What needs to be done: Select, from the material below, each line with "speed" in it.

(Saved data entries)
:::

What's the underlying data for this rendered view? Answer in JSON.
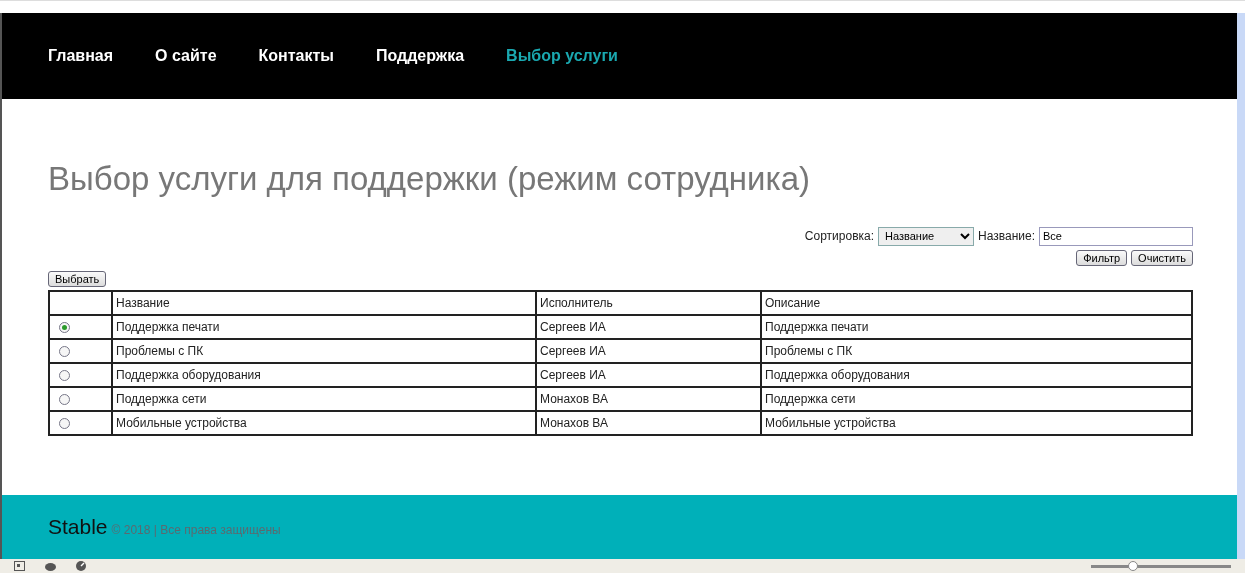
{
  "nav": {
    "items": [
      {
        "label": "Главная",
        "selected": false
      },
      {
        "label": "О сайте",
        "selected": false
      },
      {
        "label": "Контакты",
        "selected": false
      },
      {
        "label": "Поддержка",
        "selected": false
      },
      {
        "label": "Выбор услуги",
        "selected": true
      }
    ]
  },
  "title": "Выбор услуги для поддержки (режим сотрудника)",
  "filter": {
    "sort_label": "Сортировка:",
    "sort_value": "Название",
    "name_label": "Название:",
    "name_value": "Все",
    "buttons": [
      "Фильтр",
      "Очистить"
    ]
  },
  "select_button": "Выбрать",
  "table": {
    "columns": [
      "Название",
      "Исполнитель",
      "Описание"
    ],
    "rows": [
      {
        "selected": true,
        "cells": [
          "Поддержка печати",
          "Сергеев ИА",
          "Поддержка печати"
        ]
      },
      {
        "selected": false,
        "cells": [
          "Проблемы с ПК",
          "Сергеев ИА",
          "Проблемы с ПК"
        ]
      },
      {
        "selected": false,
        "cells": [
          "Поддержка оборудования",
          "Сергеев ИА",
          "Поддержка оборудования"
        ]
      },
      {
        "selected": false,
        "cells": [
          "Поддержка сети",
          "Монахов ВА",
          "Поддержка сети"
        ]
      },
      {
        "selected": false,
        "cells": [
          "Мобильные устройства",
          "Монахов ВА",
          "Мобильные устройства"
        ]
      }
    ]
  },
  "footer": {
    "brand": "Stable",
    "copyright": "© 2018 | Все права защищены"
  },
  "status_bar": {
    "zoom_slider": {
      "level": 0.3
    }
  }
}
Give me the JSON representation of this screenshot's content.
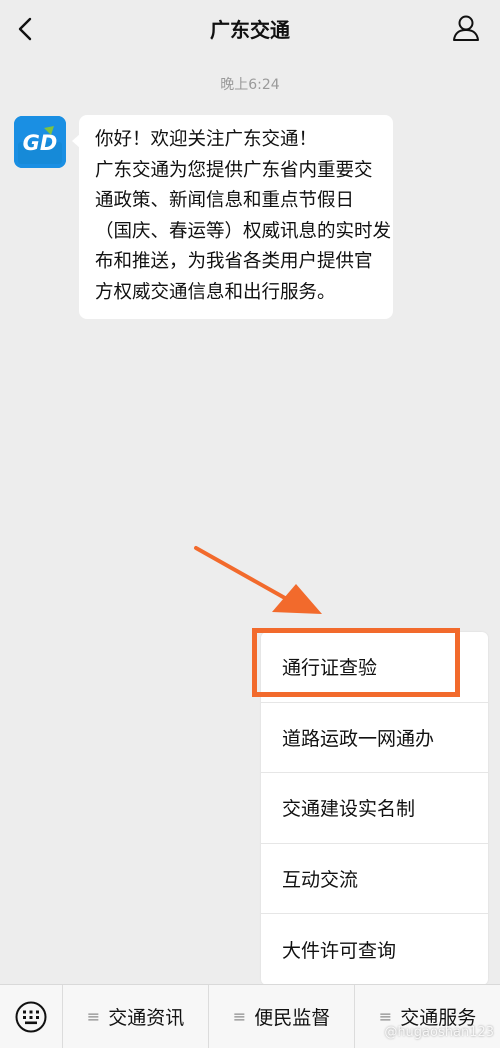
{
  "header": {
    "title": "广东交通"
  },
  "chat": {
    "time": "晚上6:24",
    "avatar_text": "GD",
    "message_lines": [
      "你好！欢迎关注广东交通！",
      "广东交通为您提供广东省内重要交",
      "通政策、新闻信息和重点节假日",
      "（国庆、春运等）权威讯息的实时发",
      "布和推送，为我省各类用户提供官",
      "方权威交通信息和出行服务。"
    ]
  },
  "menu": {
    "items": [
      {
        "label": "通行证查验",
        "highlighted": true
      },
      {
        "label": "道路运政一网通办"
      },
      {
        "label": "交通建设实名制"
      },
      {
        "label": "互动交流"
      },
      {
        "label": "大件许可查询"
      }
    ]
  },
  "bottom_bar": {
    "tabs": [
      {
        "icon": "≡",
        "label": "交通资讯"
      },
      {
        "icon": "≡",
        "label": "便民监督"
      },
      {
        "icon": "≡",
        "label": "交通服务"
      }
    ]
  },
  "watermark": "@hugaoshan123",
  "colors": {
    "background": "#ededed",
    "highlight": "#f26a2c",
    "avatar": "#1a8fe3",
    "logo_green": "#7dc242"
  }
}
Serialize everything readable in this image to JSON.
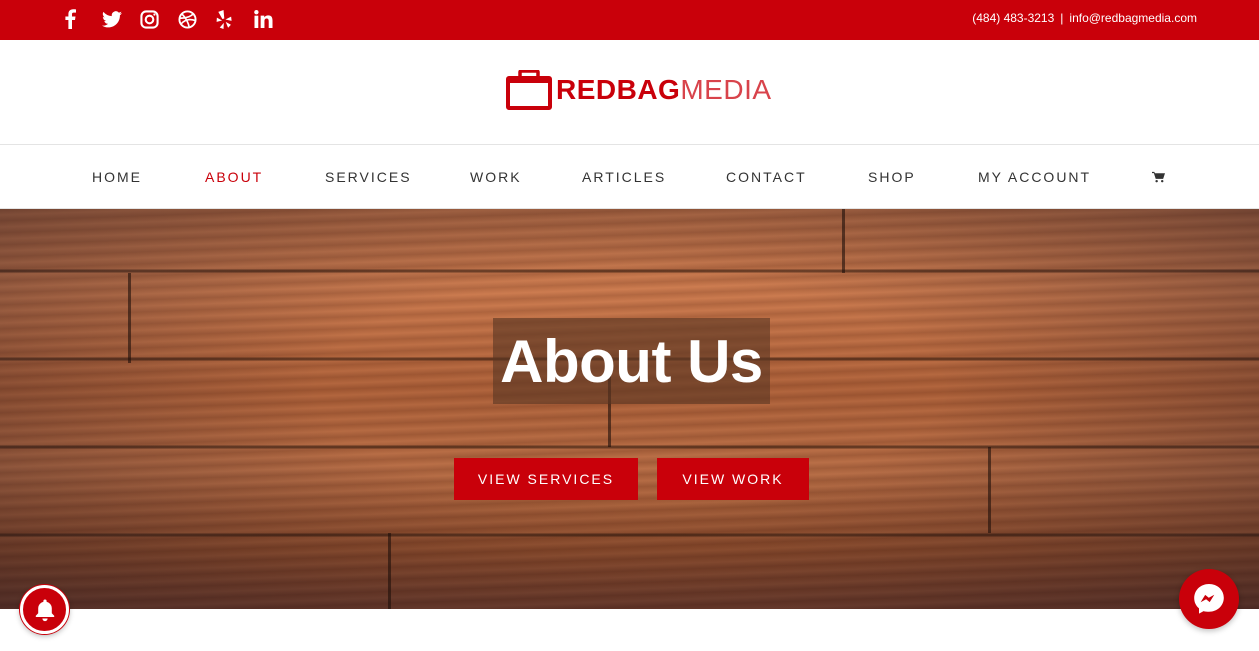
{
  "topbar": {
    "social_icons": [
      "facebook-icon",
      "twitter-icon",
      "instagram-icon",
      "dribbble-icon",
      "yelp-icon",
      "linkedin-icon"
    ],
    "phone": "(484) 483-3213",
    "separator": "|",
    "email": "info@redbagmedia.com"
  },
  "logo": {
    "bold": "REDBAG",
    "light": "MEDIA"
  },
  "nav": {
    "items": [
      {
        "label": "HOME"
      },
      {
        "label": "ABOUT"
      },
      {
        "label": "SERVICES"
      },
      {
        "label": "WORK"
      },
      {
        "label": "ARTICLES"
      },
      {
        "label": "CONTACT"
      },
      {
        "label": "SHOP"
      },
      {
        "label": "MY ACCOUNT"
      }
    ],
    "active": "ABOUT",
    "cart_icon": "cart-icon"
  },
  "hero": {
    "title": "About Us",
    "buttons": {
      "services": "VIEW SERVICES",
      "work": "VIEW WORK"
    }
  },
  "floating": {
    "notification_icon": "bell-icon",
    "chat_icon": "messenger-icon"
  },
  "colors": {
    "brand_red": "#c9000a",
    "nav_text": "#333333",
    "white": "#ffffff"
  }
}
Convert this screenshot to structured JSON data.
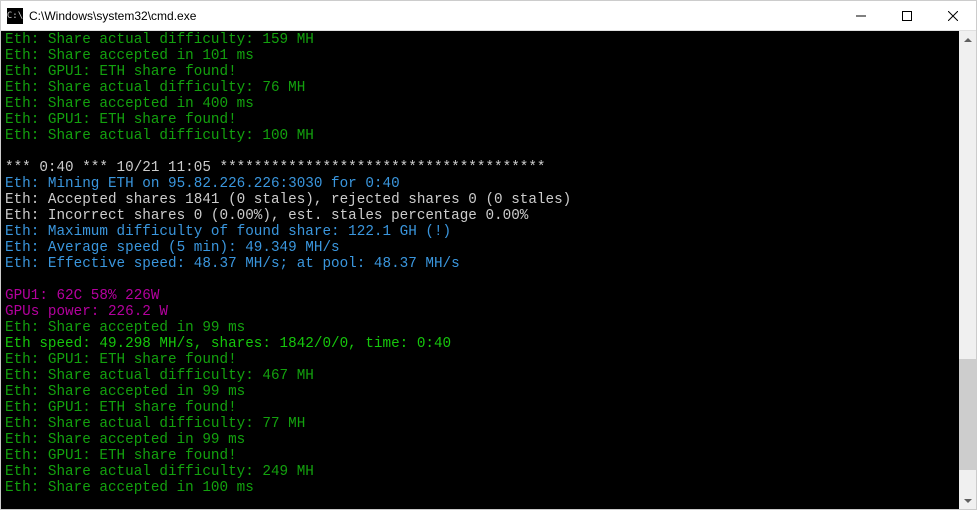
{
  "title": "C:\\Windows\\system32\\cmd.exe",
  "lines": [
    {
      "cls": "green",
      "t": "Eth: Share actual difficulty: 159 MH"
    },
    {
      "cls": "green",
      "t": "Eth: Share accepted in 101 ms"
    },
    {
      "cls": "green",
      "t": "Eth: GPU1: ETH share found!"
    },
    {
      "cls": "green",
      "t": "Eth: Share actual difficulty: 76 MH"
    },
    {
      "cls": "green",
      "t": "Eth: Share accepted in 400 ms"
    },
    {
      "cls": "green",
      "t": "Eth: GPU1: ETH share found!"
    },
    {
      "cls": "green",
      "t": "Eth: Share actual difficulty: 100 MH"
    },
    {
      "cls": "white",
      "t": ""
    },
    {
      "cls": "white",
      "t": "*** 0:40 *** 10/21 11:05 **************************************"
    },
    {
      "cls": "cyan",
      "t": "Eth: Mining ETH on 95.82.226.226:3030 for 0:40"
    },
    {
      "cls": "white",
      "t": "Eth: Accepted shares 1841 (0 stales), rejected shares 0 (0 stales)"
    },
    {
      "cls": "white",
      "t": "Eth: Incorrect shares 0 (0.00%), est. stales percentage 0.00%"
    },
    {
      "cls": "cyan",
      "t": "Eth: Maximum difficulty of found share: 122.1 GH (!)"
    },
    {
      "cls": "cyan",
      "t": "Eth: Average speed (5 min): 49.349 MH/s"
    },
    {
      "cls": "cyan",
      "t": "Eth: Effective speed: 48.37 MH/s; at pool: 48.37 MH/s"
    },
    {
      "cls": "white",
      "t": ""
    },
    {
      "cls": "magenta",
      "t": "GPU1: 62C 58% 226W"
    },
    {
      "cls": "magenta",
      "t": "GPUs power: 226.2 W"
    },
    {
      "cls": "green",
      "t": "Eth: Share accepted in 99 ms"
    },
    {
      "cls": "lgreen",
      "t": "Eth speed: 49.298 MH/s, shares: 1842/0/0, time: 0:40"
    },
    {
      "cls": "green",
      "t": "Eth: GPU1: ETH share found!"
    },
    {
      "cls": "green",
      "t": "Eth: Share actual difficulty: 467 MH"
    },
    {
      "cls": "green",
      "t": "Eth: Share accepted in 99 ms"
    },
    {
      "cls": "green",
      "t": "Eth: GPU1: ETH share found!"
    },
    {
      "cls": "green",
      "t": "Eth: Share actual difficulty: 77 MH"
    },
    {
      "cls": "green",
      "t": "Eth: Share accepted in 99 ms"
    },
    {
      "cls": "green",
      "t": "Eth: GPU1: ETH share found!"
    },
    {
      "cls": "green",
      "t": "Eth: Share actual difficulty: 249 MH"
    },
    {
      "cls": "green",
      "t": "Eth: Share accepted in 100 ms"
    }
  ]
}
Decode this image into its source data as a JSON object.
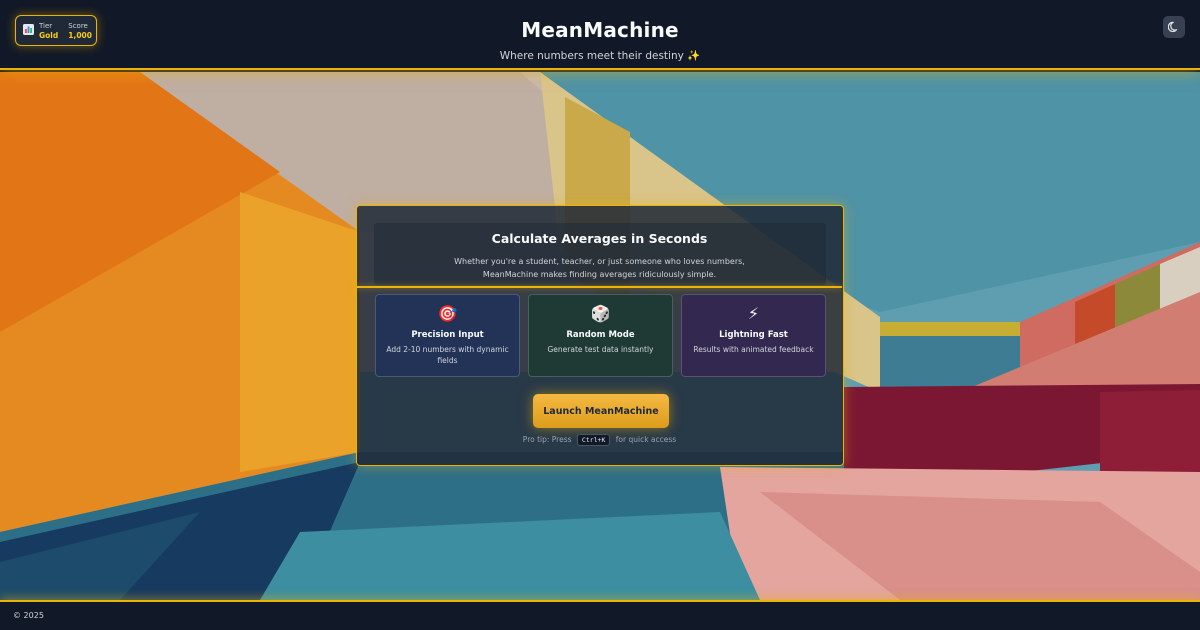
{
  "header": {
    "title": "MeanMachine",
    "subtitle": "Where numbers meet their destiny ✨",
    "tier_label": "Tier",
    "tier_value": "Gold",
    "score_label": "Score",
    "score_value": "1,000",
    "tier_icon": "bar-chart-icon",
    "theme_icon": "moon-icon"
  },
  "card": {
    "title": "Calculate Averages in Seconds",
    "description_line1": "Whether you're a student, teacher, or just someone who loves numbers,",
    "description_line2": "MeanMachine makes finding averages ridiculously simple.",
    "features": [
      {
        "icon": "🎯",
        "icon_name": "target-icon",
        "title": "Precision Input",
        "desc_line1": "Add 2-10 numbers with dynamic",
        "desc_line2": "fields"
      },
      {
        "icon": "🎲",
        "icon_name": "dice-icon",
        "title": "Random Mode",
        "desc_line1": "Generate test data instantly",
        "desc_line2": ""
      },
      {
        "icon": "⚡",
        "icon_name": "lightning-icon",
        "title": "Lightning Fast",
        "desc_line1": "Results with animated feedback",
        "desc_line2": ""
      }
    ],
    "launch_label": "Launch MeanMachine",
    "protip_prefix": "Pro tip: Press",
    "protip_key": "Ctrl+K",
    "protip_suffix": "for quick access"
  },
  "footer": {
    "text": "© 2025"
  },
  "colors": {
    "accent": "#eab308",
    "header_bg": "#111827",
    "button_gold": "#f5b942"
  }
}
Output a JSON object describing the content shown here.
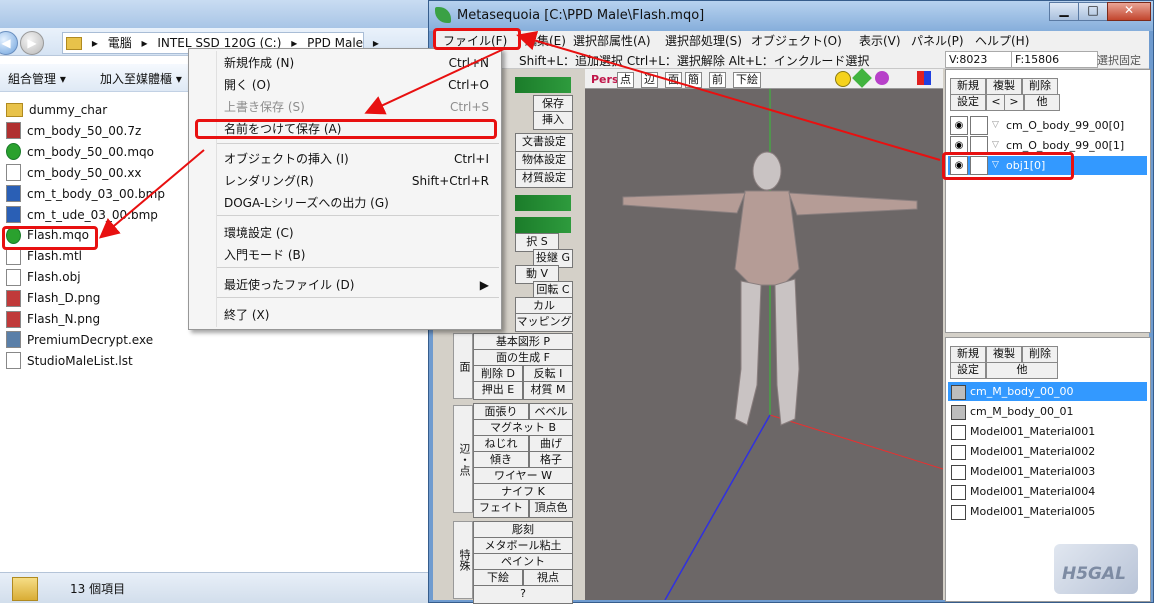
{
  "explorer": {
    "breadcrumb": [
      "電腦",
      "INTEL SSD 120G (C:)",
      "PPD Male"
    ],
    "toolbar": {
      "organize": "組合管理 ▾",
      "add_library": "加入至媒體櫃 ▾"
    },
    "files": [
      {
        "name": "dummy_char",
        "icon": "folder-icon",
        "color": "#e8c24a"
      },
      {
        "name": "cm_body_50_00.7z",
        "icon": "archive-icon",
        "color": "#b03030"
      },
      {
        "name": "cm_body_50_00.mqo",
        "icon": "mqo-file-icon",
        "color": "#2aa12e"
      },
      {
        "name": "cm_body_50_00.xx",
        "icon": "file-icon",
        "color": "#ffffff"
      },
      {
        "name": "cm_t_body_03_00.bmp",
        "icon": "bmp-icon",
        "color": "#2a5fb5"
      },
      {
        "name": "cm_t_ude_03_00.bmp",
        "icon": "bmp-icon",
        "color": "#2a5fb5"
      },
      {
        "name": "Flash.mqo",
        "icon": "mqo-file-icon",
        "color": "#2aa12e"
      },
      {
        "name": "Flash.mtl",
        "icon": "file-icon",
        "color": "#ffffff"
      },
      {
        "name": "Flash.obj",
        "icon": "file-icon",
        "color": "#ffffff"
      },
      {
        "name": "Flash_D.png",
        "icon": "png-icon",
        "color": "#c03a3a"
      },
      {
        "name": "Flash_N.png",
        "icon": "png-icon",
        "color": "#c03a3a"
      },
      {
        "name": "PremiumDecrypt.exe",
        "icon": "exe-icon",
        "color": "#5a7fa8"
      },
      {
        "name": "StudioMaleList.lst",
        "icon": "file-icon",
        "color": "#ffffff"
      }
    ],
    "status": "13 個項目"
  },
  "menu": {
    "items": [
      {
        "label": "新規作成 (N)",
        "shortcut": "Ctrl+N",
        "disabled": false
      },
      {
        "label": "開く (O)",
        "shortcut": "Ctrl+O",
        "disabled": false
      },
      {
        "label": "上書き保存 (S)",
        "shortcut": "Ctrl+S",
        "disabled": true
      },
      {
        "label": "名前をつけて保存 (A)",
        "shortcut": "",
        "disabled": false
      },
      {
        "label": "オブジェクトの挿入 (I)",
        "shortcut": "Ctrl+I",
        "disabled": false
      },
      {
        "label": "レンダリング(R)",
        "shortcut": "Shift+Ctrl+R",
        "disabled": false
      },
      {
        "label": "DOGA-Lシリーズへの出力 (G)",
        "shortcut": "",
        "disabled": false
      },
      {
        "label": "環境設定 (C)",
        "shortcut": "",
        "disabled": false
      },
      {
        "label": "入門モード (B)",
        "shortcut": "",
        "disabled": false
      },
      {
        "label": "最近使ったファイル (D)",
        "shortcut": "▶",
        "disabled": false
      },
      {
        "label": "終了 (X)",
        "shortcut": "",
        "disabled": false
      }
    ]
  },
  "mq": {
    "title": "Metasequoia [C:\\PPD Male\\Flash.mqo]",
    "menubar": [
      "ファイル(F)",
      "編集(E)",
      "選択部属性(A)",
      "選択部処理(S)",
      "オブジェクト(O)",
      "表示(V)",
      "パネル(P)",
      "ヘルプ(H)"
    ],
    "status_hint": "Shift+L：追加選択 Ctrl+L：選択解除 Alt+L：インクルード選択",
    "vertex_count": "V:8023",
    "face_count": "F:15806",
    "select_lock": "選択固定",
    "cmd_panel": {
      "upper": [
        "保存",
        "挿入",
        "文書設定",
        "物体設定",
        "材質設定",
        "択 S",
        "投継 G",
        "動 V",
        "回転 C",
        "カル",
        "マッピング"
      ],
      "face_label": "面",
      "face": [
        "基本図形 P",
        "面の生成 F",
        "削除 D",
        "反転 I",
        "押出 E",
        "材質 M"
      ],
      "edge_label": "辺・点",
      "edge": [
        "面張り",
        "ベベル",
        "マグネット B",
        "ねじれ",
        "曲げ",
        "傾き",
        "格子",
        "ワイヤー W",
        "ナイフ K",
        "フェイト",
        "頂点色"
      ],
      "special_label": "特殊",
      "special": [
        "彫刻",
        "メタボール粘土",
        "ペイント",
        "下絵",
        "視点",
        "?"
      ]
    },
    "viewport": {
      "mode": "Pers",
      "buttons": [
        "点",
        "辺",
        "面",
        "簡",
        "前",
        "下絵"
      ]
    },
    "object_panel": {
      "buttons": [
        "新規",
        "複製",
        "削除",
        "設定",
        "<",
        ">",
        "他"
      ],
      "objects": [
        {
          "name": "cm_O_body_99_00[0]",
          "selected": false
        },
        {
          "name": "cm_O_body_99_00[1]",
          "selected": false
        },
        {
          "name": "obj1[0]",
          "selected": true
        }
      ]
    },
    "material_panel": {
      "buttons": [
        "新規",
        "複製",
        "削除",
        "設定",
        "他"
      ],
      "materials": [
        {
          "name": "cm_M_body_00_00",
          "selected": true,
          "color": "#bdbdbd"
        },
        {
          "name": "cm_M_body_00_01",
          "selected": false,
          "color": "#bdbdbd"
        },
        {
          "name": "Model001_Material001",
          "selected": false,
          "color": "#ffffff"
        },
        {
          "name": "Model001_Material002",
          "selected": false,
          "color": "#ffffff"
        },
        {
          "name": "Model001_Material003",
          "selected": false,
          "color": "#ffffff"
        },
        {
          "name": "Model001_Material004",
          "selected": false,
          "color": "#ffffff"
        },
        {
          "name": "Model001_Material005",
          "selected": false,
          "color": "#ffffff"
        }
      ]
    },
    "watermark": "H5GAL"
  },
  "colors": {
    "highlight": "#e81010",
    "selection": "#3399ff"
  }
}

:::

Result of the exercise:
      "t": "Eth: Average speed (5 min): 49.349 MH/s"
      "t": "Eth: Effective speed: 48.37 MH/s; at pool: 48.37 MH/s"
      "t": "Eth speed: 49.298 MH/s, shares: 1842/0/0, time: 0:40"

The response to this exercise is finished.